* _Text under study_
____________

The survey was made available through an online link and distributed across several platforms using the RCSPG's email list, Twitter, Facebook and Instagram handles, targeting dental professionals who are currently or have been in the past involved in training their colleagues or being trained themselves, including consultants, speciality trainees, dental students and dental core trainees (DCTs). Other Royal College networks and dental faculties were also asked to share the link through their local networks. This voluntary and non-probability sampling was used in order to reach as many dental professionals in training environments as possible, employing a snowballing technique to reach the self-selecting population. The survey invited responses between July 2022 and October 2022, with consistent promotion on the aforementioned channels throughout to increase participation. As the survey specifically asked about experiences during training, consultants were asked to reflect on their time as trainees. Dental professionals with no recent experience in training environments were excluded from the study.
Data were collated by members of the RCPSG administration team and before sharing data with the trainee group for analysis, any person- or institution-specific identifiable information was redacted to ensure anonymity. Qualitative data were subject to descriptive analysis with the help of NVivo software (QRS International) to extract themes from the free-text comments. All authors reviewed the free-text responses and agreed on the common themes identified.
Feedback from self-selecting respondents
Demographics
A total of 215 responses were received. The response rate was not quantifiable due to the distribution methods used (reaching an unknown number of recipients). There was notable variation in completion rate between the questions.
The distribution of respondents according to sex, geographical location, age and training grade is summarised in Table 1: 63% (n = 134) of respondents were women, 35% (n = 75) were men and the remainder 2% (n = 5) chose not to disclose their sex. Responses were received from clinicians of all ages, ranging from 22-71+ years old, with an unknown median, as an exact age was not asked.
The largest cohort 42% (n = 90) consisted of those aged between 22-30 years old. Most respondents chose England as their place of work (57%; n = 117), followed by Scotland (36%; n = 73), while a small number of responses was also obtained from Wales (4%; n = 9) and Northern Ireland (3%; n = 6).

____________

* _Explore the material_
• A. In the survey report, which places of work did respondents give? List every one.
• B. Do these statements agree with the survey report? Answer yes or no for each and quote the deciding words.
(i) The survey took responses from July 2022 to October 2022.
(ii) Respondents were asked for their exact age.
(iii) The response rate could be calculated.
• C. Carry on the survey report, starting after its last sentence.

____________

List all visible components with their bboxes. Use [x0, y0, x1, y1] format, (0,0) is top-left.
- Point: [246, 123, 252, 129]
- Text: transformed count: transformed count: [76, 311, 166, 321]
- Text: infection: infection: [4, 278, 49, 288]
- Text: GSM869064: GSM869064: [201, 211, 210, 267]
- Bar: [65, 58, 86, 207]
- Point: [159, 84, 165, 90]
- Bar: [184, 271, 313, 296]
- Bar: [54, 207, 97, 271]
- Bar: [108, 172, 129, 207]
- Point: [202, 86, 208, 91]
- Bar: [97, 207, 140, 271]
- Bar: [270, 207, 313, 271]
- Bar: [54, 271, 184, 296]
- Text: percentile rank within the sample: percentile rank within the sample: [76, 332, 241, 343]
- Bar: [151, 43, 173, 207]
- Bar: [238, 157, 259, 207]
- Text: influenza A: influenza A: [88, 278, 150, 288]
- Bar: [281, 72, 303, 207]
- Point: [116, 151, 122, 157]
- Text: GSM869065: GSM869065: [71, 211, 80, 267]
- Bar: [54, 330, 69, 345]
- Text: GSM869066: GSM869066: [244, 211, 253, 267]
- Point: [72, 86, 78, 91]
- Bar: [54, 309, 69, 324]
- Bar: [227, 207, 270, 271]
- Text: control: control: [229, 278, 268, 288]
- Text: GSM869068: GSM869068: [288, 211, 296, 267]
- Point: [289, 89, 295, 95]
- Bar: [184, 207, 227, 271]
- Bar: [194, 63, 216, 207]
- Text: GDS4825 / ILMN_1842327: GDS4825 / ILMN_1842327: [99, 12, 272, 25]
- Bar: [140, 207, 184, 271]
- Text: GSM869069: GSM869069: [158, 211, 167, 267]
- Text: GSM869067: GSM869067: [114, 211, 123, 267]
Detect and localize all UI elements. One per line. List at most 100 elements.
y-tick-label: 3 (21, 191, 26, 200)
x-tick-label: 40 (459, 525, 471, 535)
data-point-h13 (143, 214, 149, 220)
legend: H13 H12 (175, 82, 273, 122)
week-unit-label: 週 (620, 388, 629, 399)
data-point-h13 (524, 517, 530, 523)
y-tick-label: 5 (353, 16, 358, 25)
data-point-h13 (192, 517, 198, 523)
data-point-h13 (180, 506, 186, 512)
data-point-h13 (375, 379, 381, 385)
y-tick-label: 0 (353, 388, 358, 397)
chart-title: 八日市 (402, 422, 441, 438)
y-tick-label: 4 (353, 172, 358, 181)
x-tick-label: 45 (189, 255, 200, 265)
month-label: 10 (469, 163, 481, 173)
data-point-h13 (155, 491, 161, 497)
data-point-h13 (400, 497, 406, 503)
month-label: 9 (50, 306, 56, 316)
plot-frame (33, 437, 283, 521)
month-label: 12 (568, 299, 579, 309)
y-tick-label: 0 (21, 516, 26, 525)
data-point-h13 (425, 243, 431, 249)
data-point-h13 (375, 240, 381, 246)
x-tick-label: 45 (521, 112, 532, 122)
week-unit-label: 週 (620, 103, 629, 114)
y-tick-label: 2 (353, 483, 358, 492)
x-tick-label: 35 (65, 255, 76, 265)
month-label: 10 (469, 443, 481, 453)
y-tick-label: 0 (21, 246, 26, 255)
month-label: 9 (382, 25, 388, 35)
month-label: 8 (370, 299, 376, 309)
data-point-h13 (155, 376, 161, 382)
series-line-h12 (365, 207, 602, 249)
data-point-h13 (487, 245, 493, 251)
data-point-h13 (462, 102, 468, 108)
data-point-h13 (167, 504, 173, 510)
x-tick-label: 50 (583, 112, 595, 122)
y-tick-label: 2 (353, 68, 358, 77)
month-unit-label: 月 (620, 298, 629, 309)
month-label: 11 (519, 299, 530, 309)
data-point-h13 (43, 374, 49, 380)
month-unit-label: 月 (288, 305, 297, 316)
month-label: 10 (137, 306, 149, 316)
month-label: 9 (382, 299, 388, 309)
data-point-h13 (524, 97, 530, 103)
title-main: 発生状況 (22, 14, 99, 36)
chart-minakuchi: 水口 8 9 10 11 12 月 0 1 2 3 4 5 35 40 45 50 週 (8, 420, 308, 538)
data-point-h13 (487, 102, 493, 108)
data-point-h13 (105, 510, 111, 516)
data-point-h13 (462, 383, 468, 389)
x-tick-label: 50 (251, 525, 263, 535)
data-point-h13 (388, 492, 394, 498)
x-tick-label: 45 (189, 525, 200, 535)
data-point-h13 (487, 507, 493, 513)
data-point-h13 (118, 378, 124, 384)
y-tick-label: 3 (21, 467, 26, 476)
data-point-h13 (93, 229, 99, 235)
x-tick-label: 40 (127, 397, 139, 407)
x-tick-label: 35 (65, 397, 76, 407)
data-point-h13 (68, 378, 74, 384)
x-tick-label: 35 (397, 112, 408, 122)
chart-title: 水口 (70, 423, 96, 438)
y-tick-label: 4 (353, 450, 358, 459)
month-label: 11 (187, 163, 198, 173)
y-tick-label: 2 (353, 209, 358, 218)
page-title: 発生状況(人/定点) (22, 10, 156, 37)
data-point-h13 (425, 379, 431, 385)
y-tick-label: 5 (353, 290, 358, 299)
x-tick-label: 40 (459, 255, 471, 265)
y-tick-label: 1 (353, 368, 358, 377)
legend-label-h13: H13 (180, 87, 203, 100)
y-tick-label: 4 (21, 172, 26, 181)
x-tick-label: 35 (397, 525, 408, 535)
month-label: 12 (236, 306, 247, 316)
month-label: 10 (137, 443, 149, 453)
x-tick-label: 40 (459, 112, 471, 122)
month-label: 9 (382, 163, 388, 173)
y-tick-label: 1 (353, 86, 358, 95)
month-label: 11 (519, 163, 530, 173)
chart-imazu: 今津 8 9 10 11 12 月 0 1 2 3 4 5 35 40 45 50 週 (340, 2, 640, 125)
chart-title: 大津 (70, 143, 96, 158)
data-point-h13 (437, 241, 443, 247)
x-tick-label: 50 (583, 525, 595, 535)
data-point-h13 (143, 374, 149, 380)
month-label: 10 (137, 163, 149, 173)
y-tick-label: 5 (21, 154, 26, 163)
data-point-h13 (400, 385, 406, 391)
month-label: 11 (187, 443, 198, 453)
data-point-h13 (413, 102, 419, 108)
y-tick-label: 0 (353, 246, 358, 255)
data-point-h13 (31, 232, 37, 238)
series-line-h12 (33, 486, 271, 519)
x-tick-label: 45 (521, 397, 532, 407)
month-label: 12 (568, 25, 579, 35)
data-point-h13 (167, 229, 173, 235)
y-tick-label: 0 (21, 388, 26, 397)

____________

* _Answers by item_
• A. England, Scotland, Wales, Northern Ireland

• B.
(i) Yes: "The survey invited responses between July 2022 and October 2022"
(ii) No: "an exact age was not asked"
(iii) No: "The response rate was not quantifiable"

• C.
Speciality trainees represented the largest group of respondents (26%; n = 53), followed by consultants (19%; n = 39), SAS (speciality and associate specialist grades) (16%; n = 33) and DCTs (15%, n=32). The remainder identified as either dental students (n = 4), dental foundation trainees (n = 14), nurse (n = 1), academic clinical fellows (n = 6) or ‘other' (n = 25). The vast majority of respondents (73.2%; n = 112) expressed the view that inappropriate behaviour is an issue within UK dental training.
Experiencing and witnessing inappropriate behaviours during training
Questions regarding types of inappropriate behaviours were designed as ‘select all that apply'. All types of inappropriate behaviours presented as options in the survey had been personally experienced by respondents (Fig. 1). Aggressive or passive-aggressive communication was the most personally experienced inappropriate behaviour, as selected by 75% (n = 105) of respondents, followed by belittling (70%; n = 98), bullying (57%; n = 80) and humiliation (52%; n = 73). Similar trends were also noted in inappropriate behaviours witnessed towards other colleagues. Experiencing or witnessing behaviours directly causing physical harm, sexual assault or violence were reported by 5% (n = 15) of all respondents, and it was noted in the free-text that acts of criminal offence were reported to the police.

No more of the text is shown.